→ Prompt:
Under this task are some entries; return every one of them exactly.

→ Available records:
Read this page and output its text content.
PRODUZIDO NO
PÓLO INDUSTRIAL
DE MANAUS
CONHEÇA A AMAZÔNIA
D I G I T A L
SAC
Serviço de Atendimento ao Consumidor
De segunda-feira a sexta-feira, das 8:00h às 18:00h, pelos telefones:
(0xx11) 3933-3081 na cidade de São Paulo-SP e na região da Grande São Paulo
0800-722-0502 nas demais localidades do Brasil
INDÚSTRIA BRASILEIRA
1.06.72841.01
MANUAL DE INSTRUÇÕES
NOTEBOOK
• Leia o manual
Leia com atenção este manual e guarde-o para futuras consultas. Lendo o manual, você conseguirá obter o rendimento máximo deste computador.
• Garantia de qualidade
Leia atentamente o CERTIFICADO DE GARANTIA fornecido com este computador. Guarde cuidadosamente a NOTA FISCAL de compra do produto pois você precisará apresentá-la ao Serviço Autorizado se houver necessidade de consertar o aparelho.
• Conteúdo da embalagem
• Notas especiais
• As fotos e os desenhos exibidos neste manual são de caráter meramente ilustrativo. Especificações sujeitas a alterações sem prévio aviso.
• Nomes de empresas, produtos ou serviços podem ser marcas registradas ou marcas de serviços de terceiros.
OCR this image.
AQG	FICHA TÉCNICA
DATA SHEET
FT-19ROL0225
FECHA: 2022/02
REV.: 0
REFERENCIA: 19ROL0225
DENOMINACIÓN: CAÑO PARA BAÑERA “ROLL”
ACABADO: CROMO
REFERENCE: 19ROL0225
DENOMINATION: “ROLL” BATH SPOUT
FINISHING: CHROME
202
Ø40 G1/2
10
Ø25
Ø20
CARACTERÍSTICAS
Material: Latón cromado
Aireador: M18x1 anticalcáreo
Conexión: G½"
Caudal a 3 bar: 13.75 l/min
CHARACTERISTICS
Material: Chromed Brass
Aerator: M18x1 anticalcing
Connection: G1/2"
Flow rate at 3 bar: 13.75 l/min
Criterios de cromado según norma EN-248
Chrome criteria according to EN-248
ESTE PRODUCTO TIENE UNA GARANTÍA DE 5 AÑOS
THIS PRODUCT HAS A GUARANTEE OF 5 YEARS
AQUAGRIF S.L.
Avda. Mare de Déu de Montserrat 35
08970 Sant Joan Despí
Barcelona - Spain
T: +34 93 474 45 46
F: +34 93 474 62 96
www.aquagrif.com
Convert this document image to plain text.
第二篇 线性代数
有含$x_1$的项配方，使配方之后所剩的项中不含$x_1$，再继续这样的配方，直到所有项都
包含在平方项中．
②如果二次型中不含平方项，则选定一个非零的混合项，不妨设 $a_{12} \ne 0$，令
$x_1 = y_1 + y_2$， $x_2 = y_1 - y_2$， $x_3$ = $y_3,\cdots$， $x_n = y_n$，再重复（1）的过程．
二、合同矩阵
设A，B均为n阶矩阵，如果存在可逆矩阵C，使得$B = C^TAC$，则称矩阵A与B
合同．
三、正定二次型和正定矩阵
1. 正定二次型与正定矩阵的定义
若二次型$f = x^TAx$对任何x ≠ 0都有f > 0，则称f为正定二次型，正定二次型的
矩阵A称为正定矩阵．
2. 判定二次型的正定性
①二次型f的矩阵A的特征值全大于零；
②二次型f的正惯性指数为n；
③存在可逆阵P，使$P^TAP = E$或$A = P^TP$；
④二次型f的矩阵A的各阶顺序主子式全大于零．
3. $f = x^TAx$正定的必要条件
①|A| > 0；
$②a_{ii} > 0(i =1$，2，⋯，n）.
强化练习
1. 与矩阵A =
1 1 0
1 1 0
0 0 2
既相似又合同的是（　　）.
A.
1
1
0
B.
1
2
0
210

→ Task answer:
Read this page and output its text content.
PRODUZIDO NO
PÓLO INDUSTRIAL
DE MANAUS
CONHEÇA A AMAZÔNIA
D I G I T A L
SAC
Serviço de Atendimento ao Consumidor
De segunda-feira a sexta-feira, das 8:00h às 18:00h, pelos telefones:
(0xx11) 3933-3081 na cidade de São Paulo-SP e na região da Grande São Paulo
0800-722-0502 nas demais localidades do Brasil
INDÚSTRIA BRASILEIRA
1.06.72841.01
MANUAL DE INSTRUÇÕES
NOTEBOOK
• Leia o manual
Leia com atenção este manual e guarde-o para futuras consultas. Lendo o manual, você conseguirá obter o rendimento máximo deste computador.
• Garantia de qualidade
Leia atentamente o CERTIFICADO DE GARANTIA fornecido com este computador. Guarde cuidadosamente a NOTA FISCAL de compra do produto pois você precisará apresentá-la ao Serviço Autorizado se houver necessidade de consertar o aparelho.
• Conteúdo da embalagem
• Notas especiais
• As fotos e os desenhos exibidos neste manual são de caráter meramente ilustrativo. Especificações sujeitas a alterações sem prévio aviso.
• Nomes de empresas, produtos ou serviços podem ser marcas registradas ou marcas de serviços de terceiros.
OCR this image.
AQG	FICHA TÉCNICA
DATA SHEET
FT-19ROL0225
FECHA: 2022/02
REV.: 0
REFERENCIA: 19ROL0225
DENOMINACIÓN: CAÑO PARA BAÑERA “ROLL”
ACABADO: CROMO
REFERENCE: 19ROL0225
DENOMINATION: “ROLL” BATH SPOUT
FINISHING: CHROME
202
Ø40 G1/2
10
Ø25
Ø20
CARACTERÍSTICAS
Material: Latón cromado
Aireador: M18x1 anticalcáreo
Conexión: G½"
Caudal a 3 bar: 13.75 l/min
CHARACTERISTICS
Material: Chromed Brass
Aerator: M18x1 anticalcing
Connection: G1/2"
Flow rate at 3 bar: 13.75 l/min
Criterios de cromado según norma EN-248
Chrome criteria according to EN-248
ESTE PRODUCTO TIENE UNA GARANTÍA DE 5 AÑOS
THIS PRODUCT HAS A GUARANTEE OF 5 YEARS
AQUAGRIF S.L.
Avda. Mare de Déu de Montserrat 35
08970 Sant Joan Despí
Barcelona - Spain
T: +34 93 474 45 46
F: +34 93 474 62 96
www.aquagrif.com
Convert this document image to plain text.
第二篇 线性代数
有含$x_1$的项配方，使配方之后所剩的项中不含$x_1$，再继续这样的配方，直到所有项都
包含在平方项中．
②如果二次型中不含平方项，则选定一个非零的混合项，不妨设 $a_{12} \ne 0$，令
$x_1 = y_1 + y_2$， $x_2 = y_1 - y_2$， $x_3$ = $y_3,\cdots$， $x_n = y_n$，再重复（1）的过程．
二、合同矩阵
设A，B均为n阶矩阵，如果存在可逆矩阵C，使得$B = C^TAC$，则称矩阵A与B
合同．
三、正定二次型和正定矩阵
1. 正定二次型与正定矩阵的定义
若二次型$f = x^TAx$对任何x ≠ 0都有f > 0，则称f为正定二次型，正定二次型的
矩阵A称为正定矩阵．
2. 判定二次型的正定性
①二次型f的矩阵A的特征值全大于零；
②二次型f的正惯性指数为n；
③存在可逆阵P，使$P^TAP = E$或$A = P^TP$；
④二次型f的矩阵A的各阶顺序主子式全大于零．
3. $f = x^TAx$正定的必要条件
①|A| > 0；
$②a_{ii} > 0(i =1$，2，⋯，n）.
强化练习
1. 与矩阵A =
1 1 0
1 1 0
0 0 2
既相似又合同的是（　　）.
A.
1
1
0
B.
1
2
0
210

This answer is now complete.